• [GOAL OF THE EXERCISE]: From the listing below, tally the lines that include "Temperature". Return only the total.

• [DATA FOR PROCESSING]:

···

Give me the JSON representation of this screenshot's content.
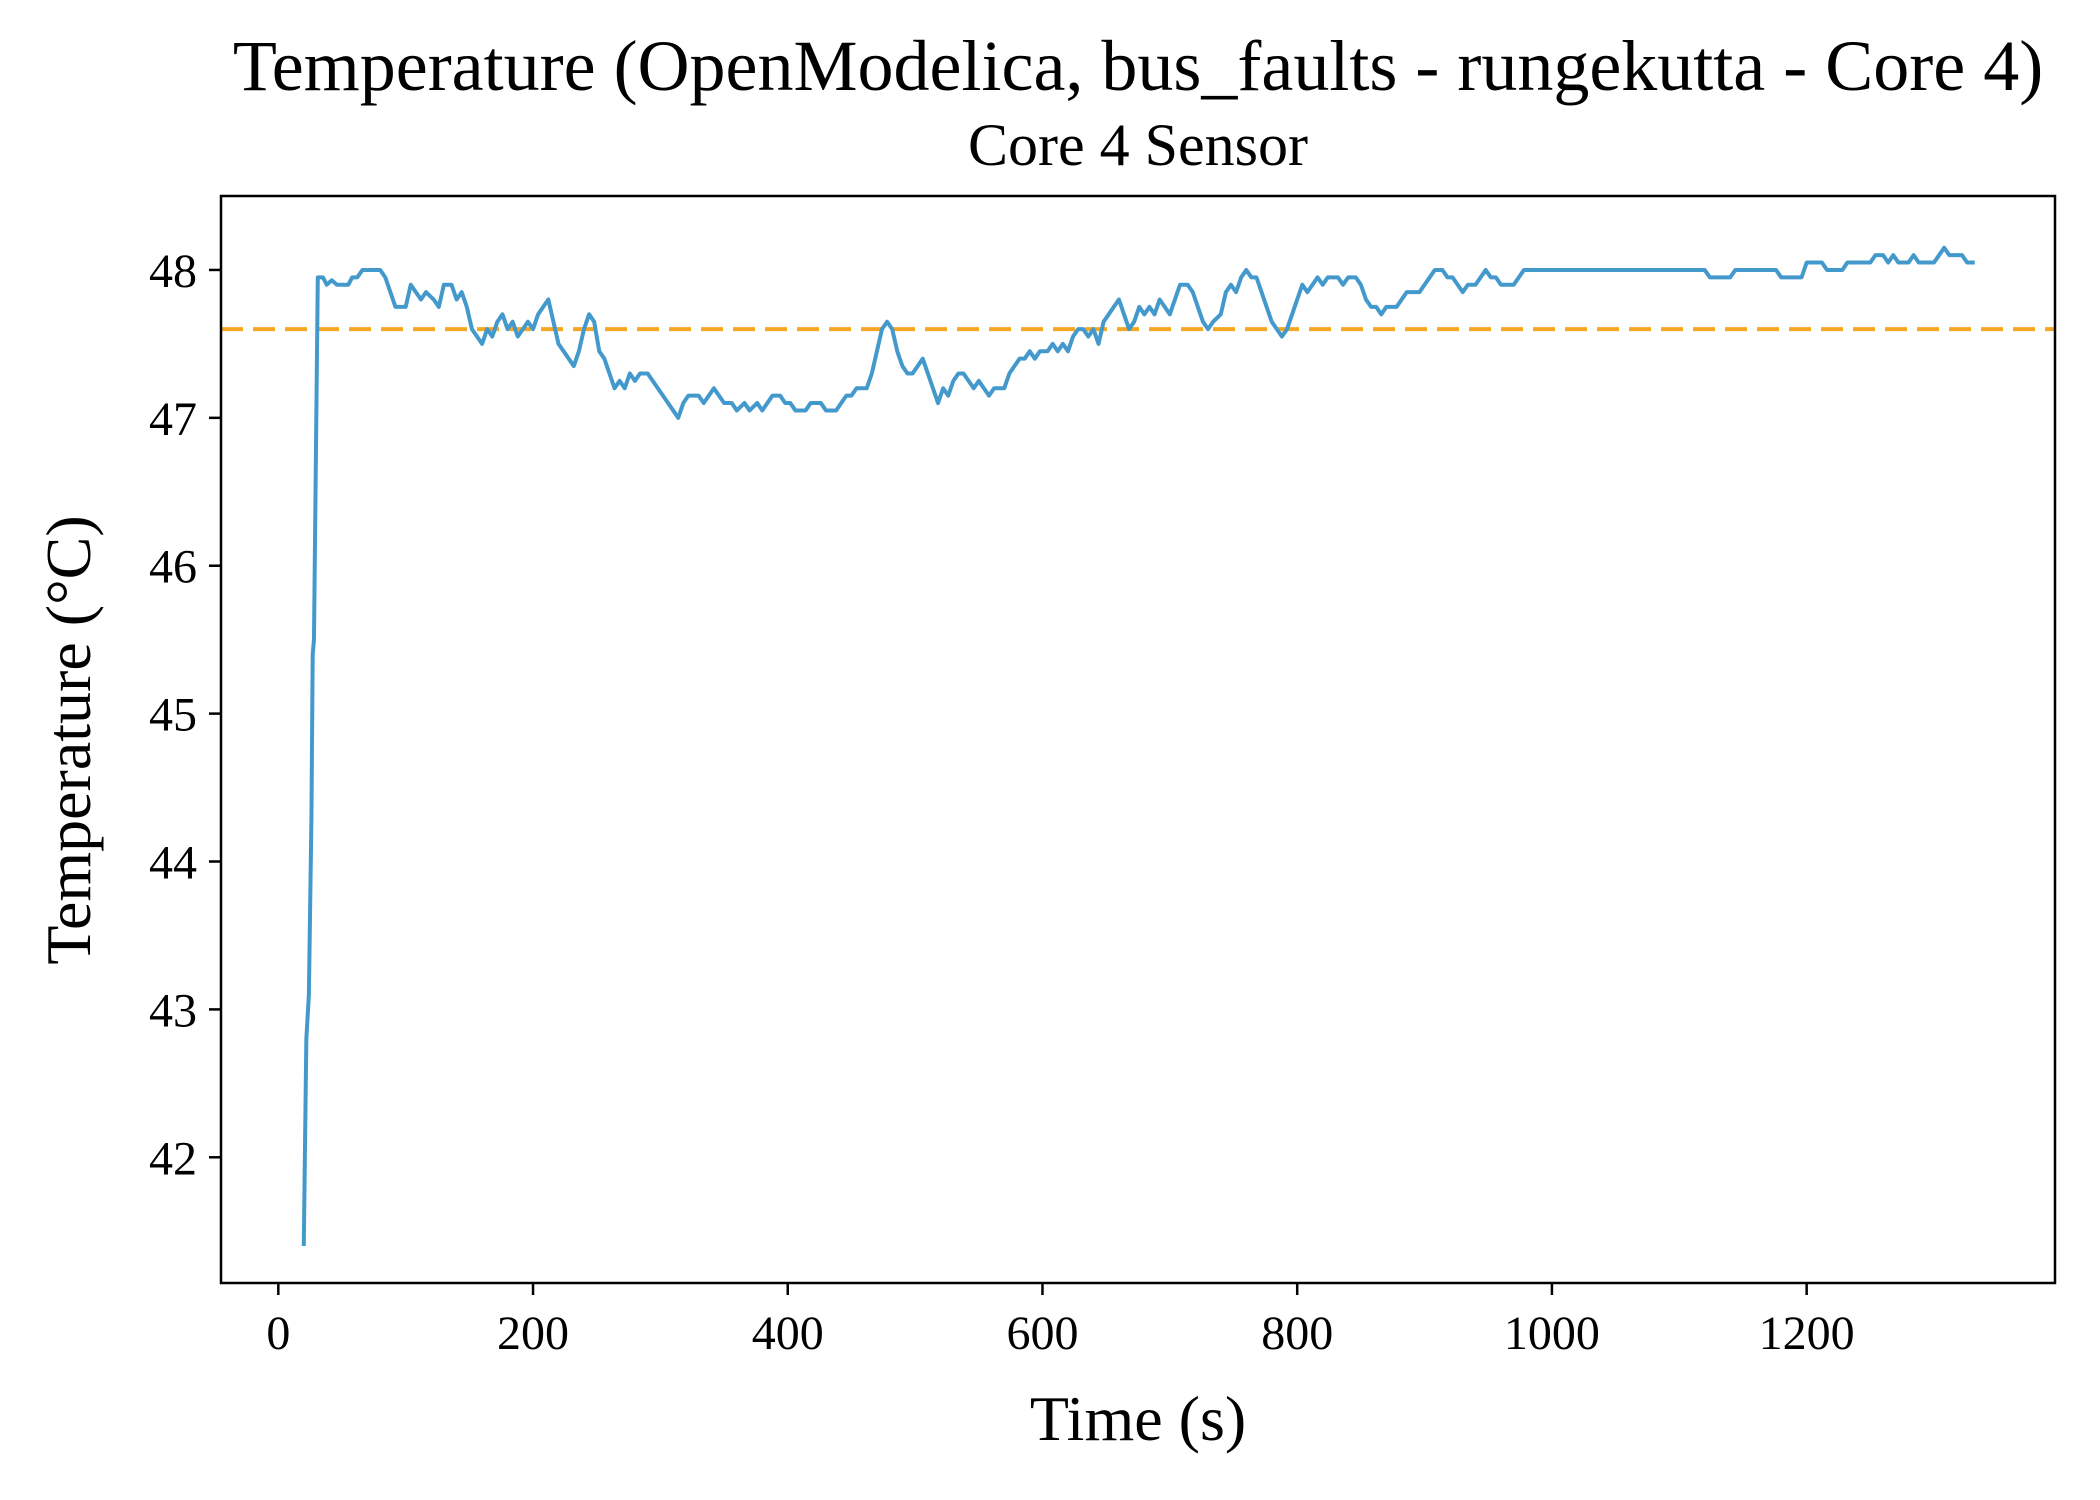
{
  "chart_data": {
    "type": "line",
    "title": "Temperature (OpenModelica, bus_faults - rungekutta - Core 4)",
    "subtitle": "Core 4 Sensor",
    "xlabel": "Time (s)",
    "ylabel": "Temperature (°C)",
    "xlim": [
      -45,
      1395
    ],
    "ylim": [
      41.15,
      48.5
    ],
    "x_ticks": [
      0,
      200,
      400,
      600,
      800,
      1000,
      1200
    ],
    "y_ticks": [
      42,
      43,
      44,
      45,
      46,
      47,
      48
    ],
    "x_tick_labels": [
      "0",
      "200",
      "400",
      "600",
      "800",
      "1000",
      "1200"
    ],
    "y_tick_labels": [
      "42",
      "43",
      "44",
      "45",
      "46",
      "47",
      "48"
    ],
    "grid": false,
    "series": [
      {
        "color": "#4499cc",
        "style": "solid",
        "points": [
          [
            20,
            41.4
          ],
          [
            22,
            42.8
          ],
          [
            24,
            43.1
          ],
          [
            26,
            44.3
          ],
          [
            27,
            45.4
          ],
          [
            28,
            45.5
          ],
          [
            31,
            47.95
          ],
          [
            35,
            47.95
          ],
          [
            38,
            47.9
          ],
          [
            42,
            47.93
          ],
          [
            46,
            47.9
          ],
          [
            55,
            47.9
          ],
          [
            58,
            47.95
          ],
          [
            62,
            47.95
          ],
          [
            66,
            48.0
          ],
          [
            80,
            48.0
          ],
          [
            84,
            47.95
          ],
          [
            88,
            47.85
          ],
          [
            92,
            47.75
          ],
          [
            100,
            47.75
          ],
          [
            104,
            47.9
          ],
          [
            108,
            47.85
          ],
          [
            112,
            47.8
          ],
          [
            116,
            47.85
          ],
          [
            122,
            47.8
          ],
          [
            126,
            47.75
          ],
          [
            130,
            47.9
          ],
          [
            136,
            47.9
          ],
          [
            140,
            47.8
          ],
          [
            144,
            47.85
          ],
          [
            148,
            47.75
          ],
          [
            152,
            47.6
          ],
          [
            156,
            47.55
          ],
          [
            160,
            47.5
          ],
          [
            164,
            47.6
          ],
          [
            168,
            47.55
          ],
          [
            172,
            47.65
          ],
          [
            176,
            47.7
          ],
          [
            180,
            47.6
          ],
          [
            184,
            47.65
          ],
          [
            188,
            47.55
          ],
          [
            192,
            47.6
          ],
          [
            196,
            47.65
          ],
          [
            200,
            47.6
          ],
          [
            204,
            47.7
          ],
          [
            208,
            47.75
          ],
          [
            212,
            47.8
          ],
          [
            216,
            47.65
          ],
          [
            220,
            47.5
          ],
          [
            224,
            47.45
          ],
          [
            228,
            47.4
          ],
          [
            232,
            47.35
          ],
          [
            236,
            47.45
          ],
          [
            240,
            47.6
          ],
          [
            244,
            47.7
          ],
          [
            248,
            47.65
          ],
          [
            252,
            47.45
          ],
          [
            256,
            47.4
          ],
          [
            260,
            47.3
          ],
          [
            264,
            47.2
          ],
          [
            268,
            47.25
          ],
          [
            272,
            47.2
          ],
          [
            276,
            47.3
          ],
          [
            280,
            47.25
          ],
          [
            284,
            47.3
          ],
          [
            290,
            47.3
          ],
          [
            294,
            47.25
          ],
          [
            298,
            47.2
          ],
          [
            302,
            47.15
          ],
          [
            306,
            47.1
          ],
          [
            310,
            47.05
          ],
          [
            314,
            47.0
          ],
          [
            318,
            47.1
          ],
          [
            322,
            47.15
          ],
          [
            330,
            47.15
          ],
          [
            334,
            47.1
          ],
          [
            338,
            47.15
          ],
          [
            342,
            47.2
          ],
          [
            346,
            47.15
          ],
          [
            350,
            47.1
          ],
          [
            356,
            47.1
          ],
          [
            360,
            47.05
          ],
          [
            366,
            47.1
          ],
          [
            370,
            47.05
          ],
          [
            376,
            47.1
          ],
          [
            380,
            47.05
          ],
          [
            384,
            47.1
          ],
          [
            388,
            47.15
          ],
          [
            394,
            47.15
          ],
          [
            398,
            47.1
          ],
          [
            402,
            47.1
          ],
          [
            406,
            47.05
          ],
          [
            414,
            47.05
          ],
          [
            418,
            47.1
          ],
          [
            426,
            47.1
          ],
          [
            430,
            47.05
          ],
          [
            438,
            47.05
          ],
          [
            442,
            47.1
          ],
          [
            446,
            47.15
          ],
          [
            450,
            47.15
          ],
          [
            454,
            47.2
          ],
          [
            462,
            47.2
          ],
          [
            466,
            47.3
          ],
          [
            470,
            47.45
          ],
          [
            474,
            47.6
          ],
          [
            478,
            47.65
          ],
          [
            482,
            47.6
          ],
          [
            486,
            47.45
          ],
          [
            490,
            47.35
          ],
          [
            494,
            47.3
          ],
          [
            498,
            47.3
          ],
          [
            502,
            47.35
          ],
          [
            506,
            47.4
          ],
          [
            510,
            47.3
          ],
          [
            514,
            47.2
          ],
          [
            518,
            47.1
          ],
          [
            522,
            47.2
          ],
          [
            526,
            47.15
          ],
          [
            530,
            47.25
          ],
          [
            534,
            47.3
          ],
          [
            538,
            47.3
          ],
          [
            542,
            47.25
          ],
          [
            546,
            47.2
          ],
          [
            550,
            47.25
          ],
          [
            554,
            47.2
          ],
          [
            558,
            47.15
          ],
          [
            562,
            47.2
          ],
          [
            570,
            47.2
          ],
          [
            574,
            47.3
          ],
          [
            578,
            47.35
          ],
          [
            582,
            47.4
          ],
          [
            586,
            47.4
          ],
          [
            590,
            47.45
          ],
          [
            594,
            47.4
          ],
          [
            598,
            47.45
          ],
          [
            604,
            47.45
          ],
          [
            608,
            47.5
          ],
          [
            612,
            47.45
          ],
          [
            616,
            47.5
          ],
          [
            620,
            47.45
          ],
          [
            624,
            47.55
          ],
          [
            628,
            47.6
          ],
          [
            632,
            47.6
          ],
          [
            636,
            47.55
          ],
          [
            640,
            47.6
          ],
          [
            644,
            47.5
          ],
          [
            648,
            47.65
          ],
          [
            652,
            47.7
          ],
          [
            656,
            47.75
          ],
          [
            660,
            47.8
          ],
          [
            664,
            47.7
          ],
          [
            668,
            47.6
          ],
          [
            672,
            47.65
          ],
          [
            676,
            47.75
          ],
          [
            680,
            47.7
          ],
          [
            684,
            47.75
          ],
          [
            688,
            47.7
          ],
          [
            692,
            47.8
          ],
          [
            696,
            47.75
          ],
          [
            700,
            47.7
          ],
          [
            704,
            47.8
          ],
          [
            708,
            47.9
          ],
          [
            714,
            47.9
          ],
          [
            718,
            47.85
          ],
          [
            722,
            47.75
          ],
          [
            726,
            47.65
          ],
          [
            730,
            47.6
          ],
          [
            734,
            47.65
          ],
          [
            740,
            47.7
          ],
          [
            744,
            47.85
          ],
          [
            748,
            47.9
          ],
          [
            752,
            47.85
          ],
          [
            756,
            47.95
          ],
          [
            760,
            48.0
          ],
          [
            764,
            47.95
          ],
          [
            768,
            47.95
          ],
          [
            772,
            47.85
          ],
          [
            776,
            47.75
          ],
          [
            780,
            47.65
          ],
          [
            784,
            47.6
          ],
          [
            788,
            47.55
          ],
          [
            792,
            47.6
          ],
          [
            796,
            47.7
          ],
          [
            800,
            47.8
          ],
          [
            804,
            47.9
          ],
          [
            808,
            47.85
          ],
          [
            812,
            47.9
          ],
          [
            816,
            47.95
          ],
          [
            820,
            47.9
          ],
          [
            824,
            47.95
          ],
          [
            832,
            47.95
          ],
          [
            836,
            47.9
          ],
          [
            840,
            47.95
          ],
          [
            846,
            47.95
          ],
          [
            850,
            47.9
          ],
          [
            854,
            47.8
          ],
          [
            858,
            47.75
          ],
          [
            862,
            47.75
          ],
          [
            866,
            47.7
          ],
          [
            870,
            47.75
          ],
          [
            878,
            47.75
          ],
          [
            882,
            47.8
          ],
          [
            886,
            47.85
          ],
          [
            896,
            47.85
          ],
          [
            900,
            47.9
          ],
          [
            904,
            47.95
          ],
          [
            908,
            48.0
          ],
          [
            914,
            48.0
          ],
          [
            918,
            47.95
          ],
          [
            922,
            47.95
          ],
          [
            926,
            47.9
          ],
          [
            930,
            47.85
          ],
          [
            934,
            47.9
          ],
          [
            940,
            47.9
          ],
          [
            944,
            47.95
          ],
          [
            948,
            48.0
          ],
          [
            952,
            47.95
          ],
          [
            956,
            47.95
          ],
          [
            960,
            47.9
          ],
          [
            970,
            47.9
          ],
          [
            974,
            47.95
          ],
          [
            978,
            48.0
          ],
          [
            1120,
            48.0
          ],
          [
            1124,
            47.95
          ],
          [
            1140,
            47.95
          ],
          [
            1144,
            48.0
          ],
          [
            1176,
            48.0
          ],
          [
            1180,
            47.95
          ],
          [
            1196,
            47.95
          ],
          [
            1200,
            48.05
          ],
          [
            1212,
            48.05
          ],
          [
            1216,
            48.0
          ],
          [
            1228,
            48.0
          ],
          [
            1232,
            48.05
          ],
          [
            1250,
            48.05
          ],
          [
            1254,
            48.1
          ],
          [
            1260,
            48.1
          ],
          [
            1264,
            48.05
          ],
          [
            1268,
            48.1
          ],
          [
            1272,
            48.05
          ],
          [
            1280,
            48.05
          ],
          [
            1284,
            48.1
          ],
          [
            1288,
            48.05
          ],
          [
            1300,
            48.05
          ],
          [
            1304,
            48.1
          ],
          [
            1308,
            48.15
          ],
          [
            1312,
            48.1
          ],
          [
            1322,
            48.1
          ],
          [
            1326,
            48.05
          ],
          [
            1332,
            48.05
          ]
        ]
      }
    ],
    "reference_lines": [
      {
        "y": 47.6,
        "color": "#f5a623",
        "style": "dashed"
      }
    ]
  }
}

···

• [WRITTEN ANSWER]: 2